→ **Exercise aim**
Output the entries word for word. Omit images.
========
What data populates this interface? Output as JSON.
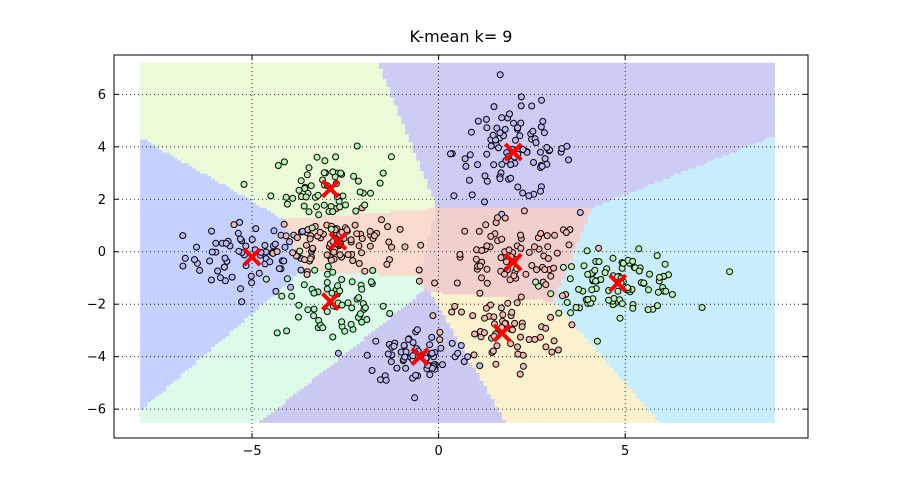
{
  "chart_data": {
    "type": "scatter",
    "title": "K-mean k= 9",
    "xlabel": "",
    "ylabel": "",
    "xlim": [
      -8.7,
      9.9
    ],
    "ylim": [
      -7.1,
      7.5
    ],
    "grid": true,
    "x_ticks": [
      -5,
      0,
      5
    ],
    "y_ticks": [
      -6,
      -4,
      -2,
      0,
      2,
      4,
      6
    ],
    "x_tick_labels": [
      "−5",
      "0",
      "5"
    ],
    "y_tick_labels": [
      "−6",
      "−4",
      "−2",
      "0",
      "2",
      "4",
      "6"
    ],
    "region_extent": {
      "x": [
        -8.0,
        9.0
      ],
      "y": [
        -6.5,
        7.2
      ]
    },
    "clusters": [
      {
        "center": [
          -5.0,
          -0.2
        ],
        "spread": [
          0.9,
          0.65
        ],
        "count": 70,
        "fill": "#b8b8f5",
        "region": "#c6d1ff"
      },
      {
        "center": [
          -2.9,
          -1.9
        ],
        "spread": [
          0.75,
          0.8
        ],
        "count": 65,
        "fill": "#a8f5b8",
        "region": "#dcfbe9"
      },
      {
        "center": [
          -2.7,
          0.4
        ],
        "spread": [
          0.8,
          0.55
        ],
        "count": 90,
        "fill": "#f2b9b0",
        "region": "#f8dccd"
      },
      {
        "center": [
          -2.9,
          2.4
        ],
        "spread": [
          0.8,
          0.7
        ],
        "count": 60,
        "fill": "#b8f5b0",
        "region": "#ebfbd8"
      },
      {
        "center": [
          2.0,
          3.8
        ],
        "spread": [
          0.8,
          0.9
        ],
        "count": 95,
        "fill": "#b8b8f5",
        "region": "#cdccf4"
      },
      {
        "center": [
          2.0,
          -0.4
        ],
        "spread": [
          0.95,
          0.8
        ],
        "count": 80,
        "fill": "#f2b9b0",
        "region": "#f2cfcf"
      },
      {
        "center": [
          4.8,
          -1.2
        ],
        "spread": [
          0.95,
          0.55
        ],
        "count": 95,
        "fill": "#b8f5b0",
        "region": "#c9eefb"
      },
      {
        "center": [
          1.7,
          -3.1
        ],
        "spread": [
          0.8,
          0.7
        ],
        "count": 60,
        "fill": "#f2b9b0",
        "region": "#fbf1cc"
      },
      {
        "center": [
          -0.5,
          -4.0
        ],
        "spread": [
          0.75,
          0.55
        ],
        "count": 70,
        "fill": "#b8b8f5",
        "region": "#cbcaf2"
      }
    ]
  }
}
========
→ **Response to this task**
What data populates this interface? Output as JSON.
{
  "chart_data": {
    "type": "scatter",
    "title": "K-mean k= 9",
    "xlabel": "",
    "ylabel": "",
    "xlim": [
      -8.7,
      9.9
    ],
    "ylim": [
      -7.1,
      7.5
    ],
    "grid": true,
    "x_ticks": [
      -5,
      0,
      5
    ],
    "y_ticks": [
      -6,
      -4,
      -2,
      0,
      2,
      4,
      6
    ],
    "x_tick_labels": [
      "−5",
      "0",
      "5"
    ],
    "y_tick_labels": [
      "−6",
      "−4",
      "−2",
      "0",
      "2",
      "4",
      "6"
    ],
    "region_extent": {
      "x": [
        -8.0,
        9.0
      ],
      "y": [
        -6.5,
        7.2
      ]
    },
    "clusters": [
      {
        "center": [
          -5.0,
          -0.2
        ],
        "spread": [
          0.9,
          0.65
        ],
        "count": 70,
        "fill": "#b8b8f5",
        "region": "#c6d1ff"
      },
      {
        "center": [
          -2.9,
          -1.9
        ],
        "spread": [
          0.75,
          0.8
        ],
        "count": 65,
        "fill": "#a8f5b8",
        "region": "#dcfbe9"
      },
      {
        "center": [
          -2.7,
          0.4
        ],
        "spread": [
          0.8,
          0.55
        ],
        "count": 90,
        "fill": "#f2b9b0",
        "region": "#f8dccd"
      },
      {
        "center": [
          -2.9,
          2.4
        ],
        "spread": [
          0.8,
          0.7
        ],
        "count": 60,
        "fill": "#b8f5b0",
        "region": "#ebfbd8"
      },
      {
        "center": [
          2.0,
          3.8
        ],
        "spread": [
          0.8,
          0.9
        ],
        "count": 95,
        "fill": "#b8b8f5",
        "region": "#cdccf4"
      },
      {
        "center": [
          2.0,
          -0.4
        ],
        "spread": [
          0.95,
          0.8
        ],
        "count": 80,
        "fill": "#f2b9b0",
        "region": "#f2cfcf"
      },
      {
        "center": [
          4.8,
          -1.2
        ],
        "spread": [
          0.95,
          0.55
        ],
        "count": 95,
        "fill": "#b8f5b0",
        "region": "#c9eefb"
      },
      {
        "center": [
          1.7,
          -3.1
        ],
        "spread": [
          0.8,
          0.7
        ],
        "count": 60,
        "fill": "#f2b9b0",
        "region": "#fbf1cc"
      },
      {
        "center": [
          -0.5,
          -4.0
        ],
        "spread": [
          0.75,
          0.55
        ],
        "count": 70,
        "fill": "#b8b8f5",
        "region": "#cbcaf2"
      }
    ]
  }
}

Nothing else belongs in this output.